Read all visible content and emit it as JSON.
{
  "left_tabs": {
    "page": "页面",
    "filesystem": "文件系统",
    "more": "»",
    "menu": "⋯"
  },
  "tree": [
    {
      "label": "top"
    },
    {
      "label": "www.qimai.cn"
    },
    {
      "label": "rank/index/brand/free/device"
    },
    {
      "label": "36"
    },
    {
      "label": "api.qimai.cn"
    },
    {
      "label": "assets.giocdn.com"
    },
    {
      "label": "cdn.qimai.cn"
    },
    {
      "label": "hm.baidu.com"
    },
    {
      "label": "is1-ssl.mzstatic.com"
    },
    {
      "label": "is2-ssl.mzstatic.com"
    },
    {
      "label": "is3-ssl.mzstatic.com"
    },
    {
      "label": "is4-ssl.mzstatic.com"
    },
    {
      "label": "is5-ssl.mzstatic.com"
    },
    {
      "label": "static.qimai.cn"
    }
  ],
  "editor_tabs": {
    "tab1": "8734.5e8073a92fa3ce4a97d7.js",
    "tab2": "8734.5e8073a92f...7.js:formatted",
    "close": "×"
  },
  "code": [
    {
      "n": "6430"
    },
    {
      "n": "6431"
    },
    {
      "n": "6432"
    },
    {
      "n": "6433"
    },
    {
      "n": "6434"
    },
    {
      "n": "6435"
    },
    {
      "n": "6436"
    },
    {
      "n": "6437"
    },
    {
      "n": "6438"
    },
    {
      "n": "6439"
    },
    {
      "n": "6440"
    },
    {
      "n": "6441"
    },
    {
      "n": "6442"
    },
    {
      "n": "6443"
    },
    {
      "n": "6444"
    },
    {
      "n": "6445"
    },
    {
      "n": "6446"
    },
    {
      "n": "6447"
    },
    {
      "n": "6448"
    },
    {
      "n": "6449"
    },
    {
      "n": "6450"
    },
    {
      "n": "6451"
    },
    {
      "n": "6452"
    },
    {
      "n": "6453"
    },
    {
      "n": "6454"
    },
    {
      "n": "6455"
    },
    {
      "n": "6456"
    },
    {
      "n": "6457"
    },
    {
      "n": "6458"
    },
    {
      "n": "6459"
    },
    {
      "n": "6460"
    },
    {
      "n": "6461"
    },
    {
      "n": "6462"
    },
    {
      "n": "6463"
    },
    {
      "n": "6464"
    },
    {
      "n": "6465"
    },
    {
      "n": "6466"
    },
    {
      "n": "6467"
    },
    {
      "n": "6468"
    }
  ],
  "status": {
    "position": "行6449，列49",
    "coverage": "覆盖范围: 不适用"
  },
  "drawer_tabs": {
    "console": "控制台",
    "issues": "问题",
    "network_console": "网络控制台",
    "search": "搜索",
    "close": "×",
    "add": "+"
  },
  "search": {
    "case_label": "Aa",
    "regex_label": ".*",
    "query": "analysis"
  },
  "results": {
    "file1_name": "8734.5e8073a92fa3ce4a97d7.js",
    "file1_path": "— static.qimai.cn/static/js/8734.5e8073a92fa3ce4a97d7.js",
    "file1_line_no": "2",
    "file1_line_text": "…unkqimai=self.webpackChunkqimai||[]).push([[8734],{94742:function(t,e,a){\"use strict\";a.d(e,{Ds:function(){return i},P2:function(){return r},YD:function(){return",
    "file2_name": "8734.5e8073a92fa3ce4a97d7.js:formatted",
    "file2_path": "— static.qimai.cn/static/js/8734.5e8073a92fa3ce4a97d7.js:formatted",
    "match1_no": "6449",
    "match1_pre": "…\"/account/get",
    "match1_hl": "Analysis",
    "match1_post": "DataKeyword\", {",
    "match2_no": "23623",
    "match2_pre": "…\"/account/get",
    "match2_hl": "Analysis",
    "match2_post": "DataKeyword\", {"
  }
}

> _Aim of the task_
Pick out and copy the lines of the entries that hold the string "account".

> _Solution for this task_
    "match1_pre": "…\"/account/get",
    "match2_pre": "…\"/account/get",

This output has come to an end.